**DOCUMENT PASSAGE:**
- - - - - - -
= Leonard H. Rome =

American biochemist

Leonard H. Rome is a cell biologist and biochemist who has been a faculty member of the David Geffen School of Medicine at UCLA, since he joined the Department of Biological Chemistry there, in 1979. He became a full professor in 1988 and has also served as the Senior Associate Dean for Research in the Geffen School of Medicine from 1997 to 2012. He is the Associate Director of the California NanoSystems Institute (CNSI) since 2004, and was Interim Director from 2007-2009. In addition, he served from 2001 to 2005 as University of California, Los Angeles (UCLA) Associate Vice Chancellor for Research for the Life and Health Sciences.

Rome earned his B.S. in chemistry and M.S. and Ph.D. in biochemistry (biological chemistry) at the University of Michigan Health System with William E.M. Lands. He was a postdoctoral fellow at the National Institutes of Health, where he worked with Elizabeth F. Neufeld on lysosome biogenesis and lysosomal storage diseases. His laboratory research at UCLA centers on a novel cellular organelle called a vault which he and a former postdoc, Nancy Kedersha, discovered in 1986. Rome is the past chair of the Association of American Medical Colleges (AAMC) Group on Research Advancement and Development (GRAND).
- - - - - - -
**BRIEF 1:**
Answer these questions using the biography of Leonard H. Rome:
(a) In what year did Rome join the Department of Biological Chemistry at UCLA?
(b) During which years was he Interim Director of the California NanoSystems Institute?
(c) Who discovered the vault along with Rome, and in what year?
**BRIEF 2:** Reproduce the part of the Leonard H. Rome biography starting with "Leonard H. Rome is" and going on through "and Health Sciences.".
- - - - - - -
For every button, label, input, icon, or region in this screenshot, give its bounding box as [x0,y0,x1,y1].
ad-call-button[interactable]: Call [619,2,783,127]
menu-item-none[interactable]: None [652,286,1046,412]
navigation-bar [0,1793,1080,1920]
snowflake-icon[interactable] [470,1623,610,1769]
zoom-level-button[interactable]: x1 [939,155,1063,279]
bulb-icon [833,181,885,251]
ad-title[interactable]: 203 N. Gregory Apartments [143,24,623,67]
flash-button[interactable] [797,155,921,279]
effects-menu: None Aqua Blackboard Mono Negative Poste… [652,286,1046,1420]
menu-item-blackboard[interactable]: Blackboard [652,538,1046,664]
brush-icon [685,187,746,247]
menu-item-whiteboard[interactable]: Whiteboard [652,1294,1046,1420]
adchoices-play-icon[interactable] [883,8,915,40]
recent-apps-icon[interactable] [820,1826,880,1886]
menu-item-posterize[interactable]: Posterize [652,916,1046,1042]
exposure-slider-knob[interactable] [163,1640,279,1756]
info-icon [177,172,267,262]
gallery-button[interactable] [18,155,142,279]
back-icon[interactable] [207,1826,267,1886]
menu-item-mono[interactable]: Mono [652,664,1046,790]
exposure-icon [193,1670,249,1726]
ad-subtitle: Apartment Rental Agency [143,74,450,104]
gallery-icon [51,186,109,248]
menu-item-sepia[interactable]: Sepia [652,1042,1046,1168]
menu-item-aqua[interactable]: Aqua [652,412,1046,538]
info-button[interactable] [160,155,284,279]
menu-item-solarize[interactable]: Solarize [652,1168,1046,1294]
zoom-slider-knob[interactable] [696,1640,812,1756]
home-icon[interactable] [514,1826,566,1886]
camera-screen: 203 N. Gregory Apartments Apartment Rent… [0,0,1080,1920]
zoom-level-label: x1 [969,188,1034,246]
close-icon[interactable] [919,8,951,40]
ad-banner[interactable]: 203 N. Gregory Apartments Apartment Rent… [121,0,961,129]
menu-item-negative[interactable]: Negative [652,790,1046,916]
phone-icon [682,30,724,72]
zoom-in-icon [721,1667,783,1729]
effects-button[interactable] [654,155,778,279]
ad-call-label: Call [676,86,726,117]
- - - - - - -
**EXERCISE SOLUTION 1:**
(a) 1979
(b) 2007-2009
(c) Nancy Kedersha, a former postdoc; 1986

**EXERCISE SOLUTION 2:**
Leonard H. Rome is a cell biologist and biochemist who has been a faculty member of the David Geffen School of Medicine at UCLA, since he joined the Department of Biological Chemistry there, in 1979. He became a full professor in 1988 and has also served as the Senior Associate Dean for Research in the Geffen School of Medicine from 1997 to 2012. He is the Associate Director of the California NanoSystems Institute (CNSI) since 2004, and was Interim Director from 2007-2009. In addition, he served from 2001 to 2005 as University of California, Los Angeles (UCLA) Associate Vice Chancellor for Research for the Life and Health Sciences.